● **Problem details**: Transcribe all of the records word for word, but omit the pictures.

═══ Items ═══

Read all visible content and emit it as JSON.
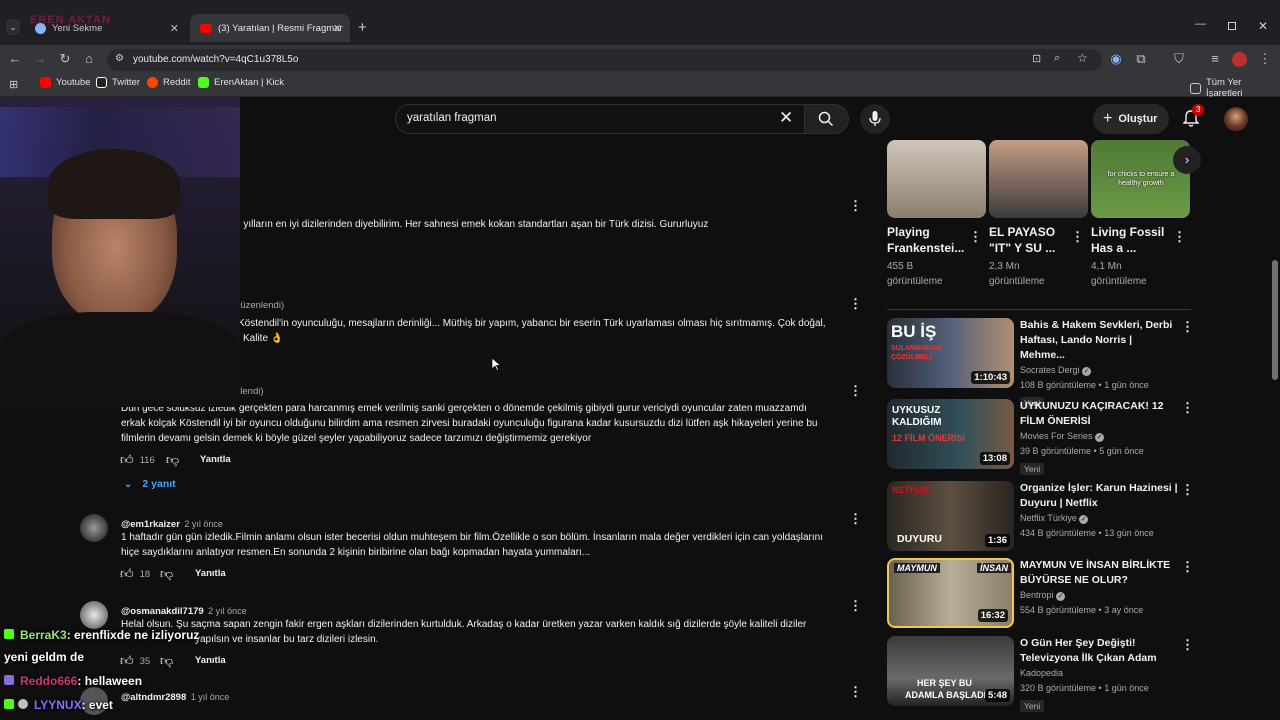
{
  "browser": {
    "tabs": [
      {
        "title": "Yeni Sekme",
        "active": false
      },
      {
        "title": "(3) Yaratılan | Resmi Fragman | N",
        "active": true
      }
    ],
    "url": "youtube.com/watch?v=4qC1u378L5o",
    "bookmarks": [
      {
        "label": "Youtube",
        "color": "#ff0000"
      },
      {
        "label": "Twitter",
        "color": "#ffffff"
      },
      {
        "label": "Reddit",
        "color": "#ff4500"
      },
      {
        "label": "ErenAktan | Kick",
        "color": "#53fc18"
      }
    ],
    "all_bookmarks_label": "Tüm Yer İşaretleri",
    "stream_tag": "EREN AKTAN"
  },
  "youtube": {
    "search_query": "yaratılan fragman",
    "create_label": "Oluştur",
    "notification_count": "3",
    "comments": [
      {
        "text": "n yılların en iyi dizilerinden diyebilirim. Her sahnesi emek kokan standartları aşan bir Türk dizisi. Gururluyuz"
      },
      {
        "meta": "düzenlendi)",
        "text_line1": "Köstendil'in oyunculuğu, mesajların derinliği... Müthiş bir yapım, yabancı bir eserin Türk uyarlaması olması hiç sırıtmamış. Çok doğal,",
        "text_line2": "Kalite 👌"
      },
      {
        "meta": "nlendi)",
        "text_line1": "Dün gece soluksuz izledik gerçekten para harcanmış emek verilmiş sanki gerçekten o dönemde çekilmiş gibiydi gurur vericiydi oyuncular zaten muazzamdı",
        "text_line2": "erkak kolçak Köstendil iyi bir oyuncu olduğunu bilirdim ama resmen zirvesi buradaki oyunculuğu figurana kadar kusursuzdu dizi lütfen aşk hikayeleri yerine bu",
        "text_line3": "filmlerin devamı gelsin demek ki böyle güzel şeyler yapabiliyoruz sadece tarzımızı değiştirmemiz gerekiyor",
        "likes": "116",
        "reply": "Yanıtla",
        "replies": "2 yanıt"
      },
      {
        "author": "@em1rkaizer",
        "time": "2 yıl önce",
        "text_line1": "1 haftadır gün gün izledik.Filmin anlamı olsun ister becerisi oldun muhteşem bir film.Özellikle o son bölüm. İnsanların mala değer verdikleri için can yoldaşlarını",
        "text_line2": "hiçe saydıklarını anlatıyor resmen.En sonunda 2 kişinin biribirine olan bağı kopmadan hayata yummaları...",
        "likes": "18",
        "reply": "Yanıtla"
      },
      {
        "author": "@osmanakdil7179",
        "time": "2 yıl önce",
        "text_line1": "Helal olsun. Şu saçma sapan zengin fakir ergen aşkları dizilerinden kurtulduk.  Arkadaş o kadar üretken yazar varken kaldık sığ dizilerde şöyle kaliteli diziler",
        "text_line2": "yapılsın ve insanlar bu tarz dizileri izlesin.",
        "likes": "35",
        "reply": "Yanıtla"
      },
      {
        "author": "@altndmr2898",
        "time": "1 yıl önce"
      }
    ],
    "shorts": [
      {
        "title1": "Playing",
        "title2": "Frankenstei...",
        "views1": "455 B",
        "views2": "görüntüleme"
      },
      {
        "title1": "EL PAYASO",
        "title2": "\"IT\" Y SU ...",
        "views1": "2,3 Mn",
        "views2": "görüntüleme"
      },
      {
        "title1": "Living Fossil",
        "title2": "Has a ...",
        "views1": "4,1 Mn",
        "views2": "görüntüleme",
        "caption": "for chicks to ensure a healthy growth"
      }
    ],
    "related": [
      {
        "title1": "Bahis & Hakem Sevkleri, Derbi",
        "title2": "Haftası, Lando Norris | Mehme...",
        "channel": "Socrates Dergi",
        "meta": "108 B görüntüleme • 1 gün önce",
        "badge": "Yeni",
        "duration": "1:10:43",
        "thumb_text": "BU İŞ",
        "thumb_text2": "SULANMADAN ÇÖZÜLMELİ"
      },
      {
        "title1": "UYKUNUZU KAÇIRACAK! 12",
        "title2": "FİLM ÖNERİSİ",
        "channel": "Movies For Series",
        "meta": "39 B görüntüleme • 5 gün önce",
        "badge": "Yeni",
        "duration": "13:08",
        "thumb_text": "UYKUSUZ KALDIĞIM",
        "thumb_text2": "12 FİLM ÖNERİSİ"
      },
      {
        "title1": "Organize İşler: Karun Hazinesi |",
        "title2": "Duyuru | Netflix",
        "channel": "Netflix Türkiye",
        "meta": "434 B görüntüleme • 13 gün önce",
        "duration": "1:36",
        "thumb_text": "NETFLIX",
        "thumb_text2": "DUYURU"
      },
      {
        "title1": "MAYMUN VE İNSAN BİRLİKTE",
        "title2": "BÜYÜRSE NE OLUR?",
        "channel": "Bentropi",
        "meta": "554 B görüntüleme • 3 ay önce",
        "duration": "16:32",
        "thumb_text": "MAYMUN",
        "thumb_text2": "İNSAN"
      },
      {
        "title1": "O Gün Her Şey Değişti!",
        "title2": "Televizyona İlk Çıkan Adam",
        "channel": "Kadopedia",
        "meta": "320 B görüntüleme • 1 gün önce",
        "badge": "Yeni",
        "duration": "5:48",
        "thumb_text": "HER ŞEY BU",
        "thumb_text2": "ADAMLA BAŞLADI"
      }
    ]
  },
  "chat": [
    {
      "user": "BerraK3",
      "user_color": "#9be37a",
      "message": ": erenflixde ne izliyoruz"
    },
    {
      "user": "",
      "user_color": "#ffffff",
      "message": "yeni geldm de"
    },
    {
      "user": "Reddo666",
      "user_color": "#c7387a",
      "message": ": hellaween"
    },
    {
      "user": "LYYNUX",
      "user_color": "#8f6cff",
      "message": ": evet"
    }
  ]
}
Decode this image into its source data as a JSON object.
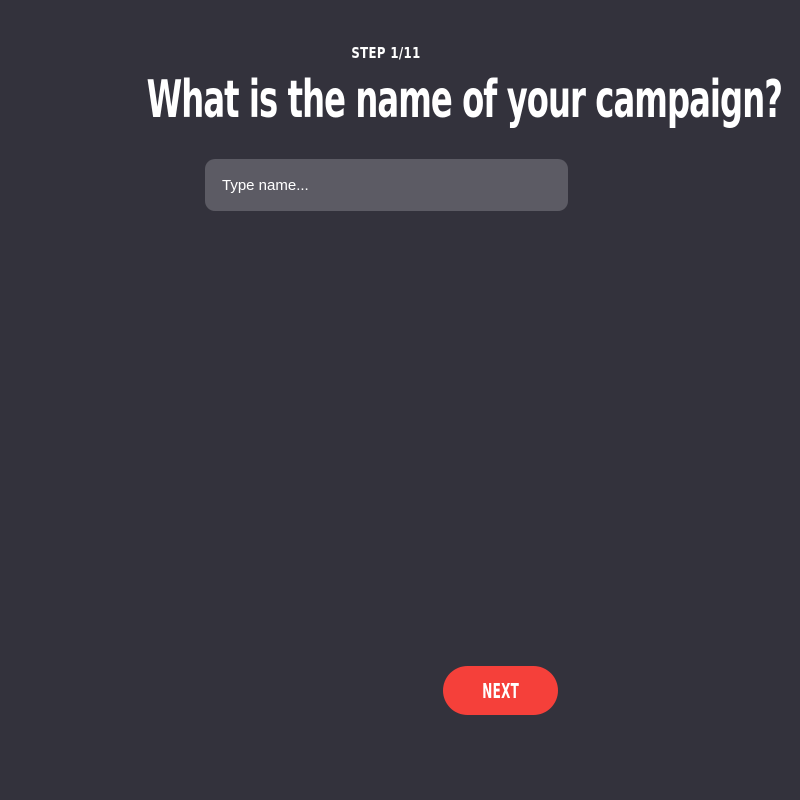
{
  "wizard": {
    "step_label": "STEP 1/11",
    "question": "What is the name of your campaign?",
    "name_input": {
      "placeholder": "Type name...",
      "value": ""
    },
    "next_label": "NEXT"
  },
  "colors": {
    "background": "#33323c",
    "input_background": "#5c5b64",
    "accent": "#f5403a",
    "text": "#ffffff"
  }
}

═══

● **Output below**:
Read all visible content and emit it as JSON.
{
  "browser": {
    "tabs": [
      {
        "title": "Yeni Sekme",
        "active": false
      },
      {
        "title": "(3) Yaratılan | Resmi Fragman | N",
        "active": true
      }
    ],
    "url": "youtube.com/watch?v=4qC1u378L5o",
    "bookmarks": [
      {
        "label": "Youtube",
        "color": "#ff0000"
      },
      {
        "label": "Twitter",
        "color": "#ffffff"
      },
      {
        "label": "Reddit",
        "color": "#ff4500"
      },
      {
        "label": "ErenAktan | Kick",
        "color": "#53fc18"
      }
    ],
    "all_bookmarks_label": "Tüm Yer İşaretleri",
    "stream_tag": "EREN AKTAN"
  },
  "youtube": {
    "search_query": "yaratılan fragman",
    "create_label": "Oluştur",
    "notification_count": "3",
    "comments": [
      {
        "text": "n yılların en iyi dizilerinden diyebilirim. Her sahnesi emek kokan standartları aşan bir Türk dizisi. Gururluyuz"
      },
      {
        "meta": "düzenlendi)",
        "text_line1": "Köstendil'in oyunculuğu, mesajların derinliği... Müthiş bir yapım, yabancı bir eserin Türk uyarlaması olması hiç sırıtmamış. Çok doğal,",
        "text_line2": "Kalite 👌"
      },
      {
        "meta": "nlendi)",
        "text_line1": "Dün gece soluksuz izledik gerçekten para harcanmış emek verilmiş sanki gerçekten o dönemde çekilmiş gibiydi gurur vericiydi oyuncular zaten muazzamdı",
        "text_line2": "erkak kolçak Köstendil iyi bir oyuncu olduğunu bilirdim ama resmen zirvesi buradaki oyunculuğu figurana kadar kusursuzdu dizi lütfen aşk hikayeleri yerine bu",
        "text_line3": "filmlerin devamı gelsin demek ki böyle güzel şeyler yapabiliyoruz sadece tarzımızı değiştirmemiz gerekiyor",
        "likes": "116",
        "reply": "Yanıtla",
        "replies": "2 yanıt"
      },
      {
        "author": "@em1rkaizer",
        "time": "2 yıl önce",
        "text_line1": "1 haftadır gün gün izledik.Filmin anlamı olsun ister becerisi oldun muhteşem bir film.Özellikle o son bölüm. İnsanların mala değer verdikleri için can yoldaşlarını",
        "text_line2": "hiçe saydıklarını anlatıyor resmen.En sonunda 2 kişinin biribirine olan bağı kopmadan hayata yummaları...",
        "likes": "18",
        "reply": "Yanıtla"
      },
      {
        "author": "@osmanakdil7179",
        "time": "2 yıl önce",
        "text_line1": "Helal olsun. Şu saçma sapan zengin fakir ergen aşkları dizilerinden kurtulduk.  Arkadaş o kadar üretken yazar varken kaldık sığ dizilerde şöyle kaliteli diziler",
        "text_line2": "yapılsın ve insanlar bu tarz dizileri izlesin.",
        "likes": "35",
        "reply": "Yanıtla"
      },
      {
        "author": "@altndmr2898",
        "time": "1 yıl önce"
      }
    ],
    "shorts": [
      {
        "title1": "Playing",
        "title2": "Frankenstei...",
        "views1": "455 B",
        "views2": "görüntüleme"
      },
      {
        "title1": "EL PAYASO",
        "title2": "\"IT\" Y SU ...",
        "views1": "2,3 Mn",
        "views2": "görüntüleme"
      },
      {
        "title1": "Living Fossil",
        "title2": "Has a ...",
        "views1": "4,1 Mn",
        "views2": "görüntüleme",
        "caption": "for chicks to ensure a healthy growth"
      }
    ],
    "related": [
      {
        "title1": "Bahis & Hakem Sevkleri, Derbi",
        "title2": "Haftası, Lando Norris | Mehme...",
        "channel": "Socrates Dergi",
        "meta": "108 B görüntüleme • 1 gün önce",
        "badge": "Yeni",
        "duration": "1:10:43",
        "thumb_text": "BU İŞ",
        "thumb_text2": "SULANMADAN ÇÖZÜLMELİ"
      },
      {
        "title1": "UYKUNUZU KAÇIRACAK! 12",
        "title2": "FİLM ÖNERİSİ",
        "channel": "Movies For Series",
        "meta": "39 B görüntüleme • 5 gün önce",
        "badge": "Yeni",
        "duration": "13:08",
        "thumb_text": "UYKUSUZ KALDIĞIM",
        "thumb_text2": "12 FİLM ÖNERİSİ"
      },
      {
        "title1": "Organize İşler: Karun Hazinesi |",
        "title2": "Duyuru | Netflix",
        "channel": "Netflix Türkiye",
        "meta": "434 B görüntüleme • 13 gün önce",
        "duration": "1:36",
        "thumb_text": "NETFLIX",
        "thumb_text2": "DUYURU"
      },
      {
        "title1": "MAYMUN VE İNSAN BİRLİKTE",
        "title2": "BÜYÜRSE NE OLUR?",
        "channel": "Bentropi",
        "meta": "554 B görüntüleme • 3 ay önce",
        "duration": "16:32",
        "thumb_text": "MAYMUN",
        "thumb_text2": "İNSAN"
      },
      {
        "title1": "O Gün Her Şey Değişti!",
        "title2": "Televizyona İlk Çıkan Adam",
        "channel": "Kadopedia",
        "meta": "320 B görüntüleme • 1 gün önce",
        "badge": "Yeni",
        "duration": "5:48",
        "thumb_text": "HER ŞEY BU",
        "thumb_text2": "ADAMLA BAŞLADI"
      }
    ]
  },
  "chat": [
    {
      "user": "BerraK3",
      "user_color": "#9be37a",
      "message": ": erenflixde ne izliyoruz"
    },
    {
      "user": "",
      "user_color": "#ffffff",
      "message": "yeni geldm de"
    },
    {
      "user": "Reddo666",
      "user_color": "#c7387a",
      "message": ": hellaween"
    },
    {
      "user": "LYYNUX",
      "user_color": "#8f6cff",
      "message": ": evet"
    }
  ]
}
Decode this image into its source data as a JSON object.
{
  "wizard": {
    "step_label": "STEP 1/11",
    "question": "What is the name of your campaign?",
    "name_input": {
      "placeholder": "Type name...",
      "value": ""
    },
    "next_label": "NEXT"
  },
  "colors": {
    "background": "#33323c",
    "input_background": "#5c5b64",
    "accent": "#f5403a",
    "text": "#ffffff"
  }
}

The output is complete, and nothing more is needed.